#### Stored data

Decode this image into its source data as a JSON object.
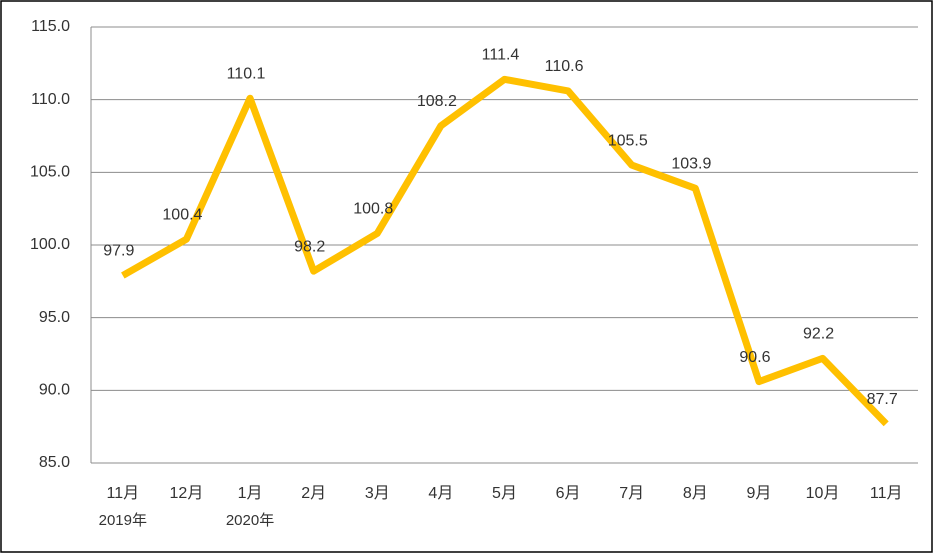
{
  "chart_data": {
    "type": "line",
    "categories": [
      "11月",
      "12月",
      "1月",
      "2月",
      "3月",
      "4月",
      "5月",
      "6月",
      "7月",
      "8月",
      "9月",
      "10月",
      "11月"
    ],
    "year_labels": [
      "2019年",
      null,
      "2020年",
      null,
      null,
      null,
      null,
      null,
      null,
      null,
      null,
      null,
      null
    ],
    "series": [
      {
        "name": null,
        "color": "#ffc000",
        "values": [
          97.9,
          100.4,
          110.1,
          98.2,
          100.8,
          108.2,
          111.4,
          110.6,
          105.5,
          103.9,
          90.6,
          92.2,
          87.7
        ]
      }
    ],
    "ylim": [
      85,
      115
    ],
    "yticks": [
      {
        "value": 85,
        "label": "85.0"
      },
      {
        "value": 90,
        "label": "90.0"
      },
      {
        "value": 95,
        "label": "95.0"
      },
      {
        "value": 100,
        "label": "100.0"
      },
      {
        "value": 105,
        "label": "105.0"
      },
      {
        "value": 110,
        "label": "110.0"
      },
      {
        "value": 115,
        "label": "115.0"
      }
    ],
    "grid": true
  }
}
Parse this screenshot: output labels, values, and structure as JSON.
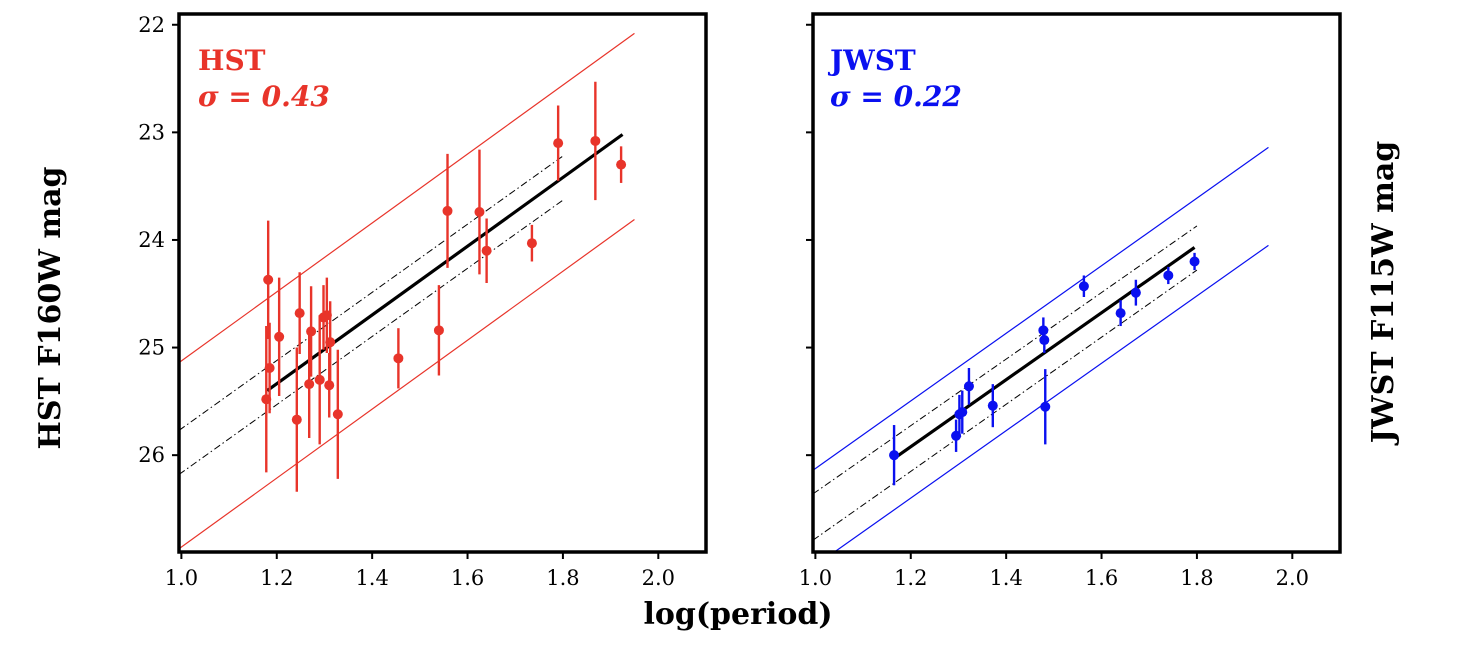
{
  "figure": {
    "xlabel": "log(period)",
    "colors": {
      "hst": "#e8342a",
      "jwst": "#0a10f0",
      "fit": "#000000"
    }
  },
  "chart_data": [
    {
      "type": "scatter",
      "name": "hst",
      "title": "HST",
      "sigma_label": "σ = 0.43",
      "sigma": 0.43,
      "ylabel": "HST F160W mag",
      "xlabel": "log(period)",
      "xlim": [
        0.995,
        2.1
      ],
      "ylim": [
        26.9,
        21.9
      ],
      "xticks": [
        "1.0",
        "1.2",
        "1.4",
        "1.6",
        "1.8",
        "2.0"
      ],
      "yticks": [
        "22",
        "23",
        "24",
        "25",
        "26"
      ],
      "ytick_values": [
        22,
        23,
        24,
        25,
        26
      ],
      "fit": {
        "x": [
          1.18,
          1.925
        ],
        "y": [
          25.4,
          23.02
        ]
      },
      "inner_bounds": [
        {
          "x": [
            0.995,
            1.8
          ],
          "y": [
            25.77,
            23.22
          ]
        },
        {
          "x": [
            0.995,
            1.8
          ],
          "y": [
            26.18,
            23.63
          ]
        }
      ],
      "outer_bounds": [
        {
          "x": [
            0.995,
            1.95
          ],
          "y": [
            25.14,
            22.08
          ]
        },
        {
          "x": [
            0.995,
            1.95
          ],
          "y": [
            26.87,
            23.81
          ]
        }
      ],
      "points": [
        {
          "x": 1.178,
          "y": 25.48,
          "err": 0.68
        },
        {
          "x": 1.182,
          "y": 24.37,
          "err": 0.55
        },
        {
          "x": 1.185,
          "y": 25.19,
          "err": 0.42
        },
        {
          "x": 1.205,
          "y": 24.9,
          "err": 0.55
        },
        {
          "x": 1.242,
          "y": 25.67,
          "err": 0.67
        },
        {
          "x": 1.248,
          "y": 24.68,
          "err": 0.38
        },
        {
          "x": 1.268,
          "y": 25.34,
          "err": 0.5
        },
        {
          "x": 1.272,
          "y": 24.85,
          "err": 0.42
        },
        {
          "x": 1.29,
          "y": 25.3,
          "err": 0.6
        },
        {
          "x": 1.298,
          "y": 24.72,
          "err": 0.3
        },
        {
          "x": 1.305,
          "y": 24.7,
          "err": 0.35
        },
        {
          "x": 1.31,
          "y": 25.35,
          "err": 0.3
        },
        {
          "x": 1.312,
          "y": 24.95,
          "err": 0.38
        },
        {
          "x": 1.328,
          "y": 25.62,
          "err": 0.6
        },
        {
          "x": 1.455,
          "y": 25.1,
          "err": 0.28
        },
        {
          "x": 1.54,
          "y": 24.84,
          "err": 0.42
        },
        {
          "x": 1.558,
          "y": 23.73,
          "err": 0.53
        },
        {
          "x": 1.625,
          "y": 23.74,
          "err": 0.58
        },
        {
          "x": 1.64,
          "y": 24.1,
          "err": 0.3
        },
        {
          "x": 1.735,
          "y": 24.03,
          "err": 0.17
        },
        {
          "x": 1.79,
          "y": 23.1,
          "err": 0.35
        },
        {
          "x": 1.868,
          "y": 23.08,
          "err": 0.55
        },
        {
          "x": 1.922,
          "y": 23.3,
          "err": 0.17
        }
      ]
    },
    {
      "type": "scatter",
      "name": "jwst",
      "title": "JWST",
      "sigma_label": "σ = 0.22",
      "sigma": 0.22,
      "ylabel": "JWST F115W mag",
      "xlabel": "log(period)",
      "xlim": [
        0.995,
        2.1
      ],
      "ylim": [
        26.9,
        21.9
      ],
      "xticks": [
        "1.0",
        "1.2",
        "1.4",
        "1.6",
        "1.8",
        "2.0"
      ],
      "yticks": [
        "",
        "",
        "",
        "",
        ""
      ],
      "ytick_values": [
        22,
        23,
        24,
        25,
        26
      ],
      "fit": {
        "x": [
          1.165,
          1.795
        ],
        "y": [
          26.03,
          24.07
        ]
      },
      "inner_bounds": [
        {
          "x": [
            0.995,
            1.8
          ],
          "y": [
            26.36,
            23.87
          ]
        },
        {
          "x": [
            0.995,
            1.8
          ],
          "y": [
            26.79,
            24.28
          ]
        }
      ],
      "outer_bounds": [
        {
          "x": [
            0.995,
            1.95
          ],
          "y": [
            26.14,
            23.14
          ]
        },
        {
          "x": [
            1.04,
            1.95
          ],
          "y": [
            26.9,
            24.05
          ]
        }
      ],
      "points": [
        {
          "x": 1.165,
          "y": 26.0,
          "err": 0.28
        },
        {
          "x": 1.295,
          "y": 25.82,
          "err": 0.15
        },
        {
          "x": 1.302,
          "y": 25.62,
          "err": 0.18
        },
        {
          "x": 1.308,
          "y": 25.6,
          "err": 0.2
        },
        {
          "x": 1.322,
          "y": 25.36,
          "err": 0.17
        },
        {
          "x": 1.372,
          "y": 25.54,
          "err": 0.2
        },
        {
          "x": 1.478,
          "y": 24.84,
          "err": 0.12
        },
        {
          "x": 1.48,
          "y": 24.93,
          "err": 0.12
        },
        {
          "x": 1.482,
          "y": 25.55,
          "err": 0.35
        },
        {
          "x": 1.563,
          "y": 24.43,
          "err": 0.1
        },
        {
          "x": 1.64,
          "y": 24.68,
          "err": 0.12
        },
        {
          "x": 1.672,
          "y": 24.49,
          "err": 0.12
        },
        {
          "x": 1.74,
          "y": 24.33,
          "err": 0.08
        },
        {
          "x": 1.795,
          "y": 24.2,
          "err": 0.08
        }
      ]
    }
  ]
}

#### Short task
Output all of the records exactly as they appear above, but not the pictures.

#### Response to the task
Decode this image into its source data as a JSON object.
{
  "chart_data": {
    "type": "line",
    "categories": [
      "11月",
      "12月",
      "1月",
      "2月",
      "3月",
      "4月",
      "5月",
      "6月",
      "7月",
      "8月",
      "9月",
      "10月",
      "11月"
    ],
    "year_labels": [
      "2019年",
      null,
      "2020年",
      null,
      null,
      null,
      null,
      null,
      null,
      null,
      null,
      null,
      null
    ],
    "series": [
      {
        "name": null,
        "color": "#ffc000",
        "values": [
          97.9,
          100.4,
          110.1,
          98.2,
          100.8,
          108.2,
          111.4,
          110.6,
          105.5,
          103.9,
          90.6,
          92.2,
          87.7
        ]
      }
    ],
    "ylim": [
      85,
      115
    ],
    "yticks": [
      {
        "value": 85,
        "label": "85.0"
      },
      {
        "value": 90,
        "label": "90.0"
      },
      {
        "value": 95,
        "label": "95.0"
      },
      {
        "value": 100,
        "label": "100.0"
      },
      {
        "value": 105,
        "label": "105.0"
      },
      {
        "value": 110,
        "label": "110.0"
      },
      {
        "value": 115,
        "label": "115.0"
      }
    ],
    "grid": true
  }
}
Parse this screenshot: output labels, values, and structure as JSON.
{
  "figure": {
    "xlabel": "log(period)",
    "colors": {
      "hst": "#e8342a",
      "jwst": "#0a10f0",
      "fit": "#000000"
    }
  },
  "chart_data": [
    {
      "type": "scatter",
      "name": "hst",
      "title": "HST",
      "sigma_label": "σ = 0.43",
      "sigma": 0.43,
      "ylabel": "HST F160W mag",
      "xlabel": "log(period)",
      "xlim": [
        0.995,
        2.1
      ],
      "ylim": [
        26.9,
        21.9
      ],
      "xticks": [
        "1.0",
        "1.2",
        "1.4",
        "1.6",
        "1.8",
        "2.0"
      ],
      "yticks": [
        "22",
        "23",
        "24",
        "25",
        "26"
      ],
      "ytick_values": [
        22,
        23,
        24,
        25,
        26
      ],
      "fit": {
        "x": [
          1.18,
          1.925
        ],
        "y": [
          25.4,
          23.02
        ]
      },
      "inner_bounds": [
        {
          "x": [
            0.995,
            1.8
          ],
          "y": [
            25.77,
            23.22
          ]
        },
        {
          "x": [
            0.995,
            1.8
          ],
          "y": [
            26.18,
            23.63
          ]
        }
      ],
      "outer_bounds": [
        {
          "x": [
            0.995,
            1.95
          ],
          "y": [
            25.14,
            22.08
          ]
        },
        {
          "x": [
            0.995,
            1.95
          ],
          "y": [
            26.87,
            23.81
          ]
        }
      ],
      "points": [
        {
          "x": 1.178,
          "y": 25.48,
          "err": 0.68
        },
        {
          "x": 1.182,
          "y": 24.37,
          "err": 0.55
        },
        {
          "x": 1.185,
          "y": 25.19,
          "err": 0.42
        },
        {
          "x": 1.205,
          "y": 24.9,
          "err": 0.55
        },
        {
          "x": 1.242,
          "y": 25.67,
          "err": 0.67
        },
        {
          "x": 1.248,
          "y": 24.68,
          "err": 0.38
        },
        {
          "x": 1.268,
          "y": 25.34,
          "err": 0.5
        },
        {
          "x": 1.272,
          "y": 24.85,
          "err": 0.42
        },
        {
          "x": 1.29,
          "y": 25.3,
          "err": 0.6
        },
        {
          "x": 1.298,
          "y": 24.72,
          "err": 0.3
        },
        {
          "x": 1.305,
          "y": 24.7,
          "err": 0.35
        },
        {
          "x": 1.31,
          "y": 25.35,
          "err": 0.3
        },
        {
          "x": 1.312,
          "y": 24.95,
          "err": 0.38
        },
        {
          "x": 1.328,
          "y": 25.62,
          "err": 0.6
        },
        {
          "x": 1.455,
          "y": 25.1,
          "err": 0.28
        },
        {
          "x": 1.54,
          "y": 24.84,
          "err": 0.42
        },
        {
          "x": 1.558,
          "y": 23.73,
          "err": 0.53
        },
        {
          "x": 1.625,
          "y": 23.74,
          "err": 0.58
        },
        {
          "x": 1.64,
          "y": 24.1,
          "err": 0.3
        },
        {
          "x": 1.735,
          "y": 24.03,
          "err": 0.17
        },
        {
          "x": 1.79,
          "y": 23.1,
          "err": 0.35
        },
        {
          "x": 1.868,
          "y": 23.08,
          "err": 0.55
        },
        {
          "x": 1.922,
          "y": 23.3,
          "err": 0.17
        }
      ]
    },
    {
      "type": "scatter",
      "name": "jwst",
      "title": "JWST",
      "sigma_label": "σ = 0.22",
      "sigma": 0.22,
      "ylabel": "JWST F115W mag",
      "xlabel": "log(period)",
      "xlim": [
        0.995,
        2.1
      ],
      "ylim": [
        26.9,
        21.9
      ],
      "xticks": [
        "1.0",
        "1.2",
        "1.4",
        "1.6",
        "1.8",
        "2.0"
      ],
      "yticks": [
        "",
        "",
        "",
        "",
        ""
      ],
      "ytick_values": [
        22,
        23,
        24,
        25,
        26
      ],
      "fit": {
        "x": [
          1.165,
          1.795
        ],
        "y": [
          26.03,
          24.07
        ]
      },
      "inner_bounds": [
        {
          "x": [
            0.995,
            1.8
          ],
          "y": [
            26.36,
            23.87
          ]
        },
        {
          "x": [
            0.995,
            1.8
          ],
          "y": [
            26.79,
            24.28
          ]
        }
      ],
      "outer_bounds": [
        {
          "x": [
            0.995,
            1.95
          ],
          "y": [
            26.14,
            23.14
          ]
        },
        {
          "x": [
            1.04,
            1.95
          ],
          "y": [
            26.9,
            24.05
          ]
        }
      ],
      "points": [
        {
          "x": 1.165,
          "y": 26.0,
          "err": 0.28
        },
        {
          "x": 1.295,
          "y": 25.82,
          "err": 0.15
        },
        {
          "x": 1.302,
          "y": 25.62,
          "err": 0.18
        },
        {
          "x": 1.308,
          "y": 25.6,
          "err": 0.2
        },
        {
          "x": 1.322,
          "y": 25.36,
          "err": 0.17
        },
        {
          "x": 1.372,
          "y": 25.54,
          "err": 0.2
        },
        {
          "x": 1.478,
          "y": 24.84,
          "err": 0.12
        },
        {
          "x": 1.48,
          "y": 24.93,
          "err": 0.12
        },
        {
          "x": 1.482,
          "y": 25.55,
          "err": 0.35
        },
        {
          "x": 1.563,
          "y": 24.43,
          "err": 0.1
        },
        {
          "x": 1.64,
          "y": 24.68,
          "err": 0.12
        },
        {
          "x": 1.672,
          "y": 24.49,
          "err": 0.12
        },
        {
          "x": 1.74,
          "y": 24.33,
          "err": 0.08
        },
        {
          "x": 1.795,
          "y": 24.2,
          "err": 0.08
        }
      ]
    }
  ]
}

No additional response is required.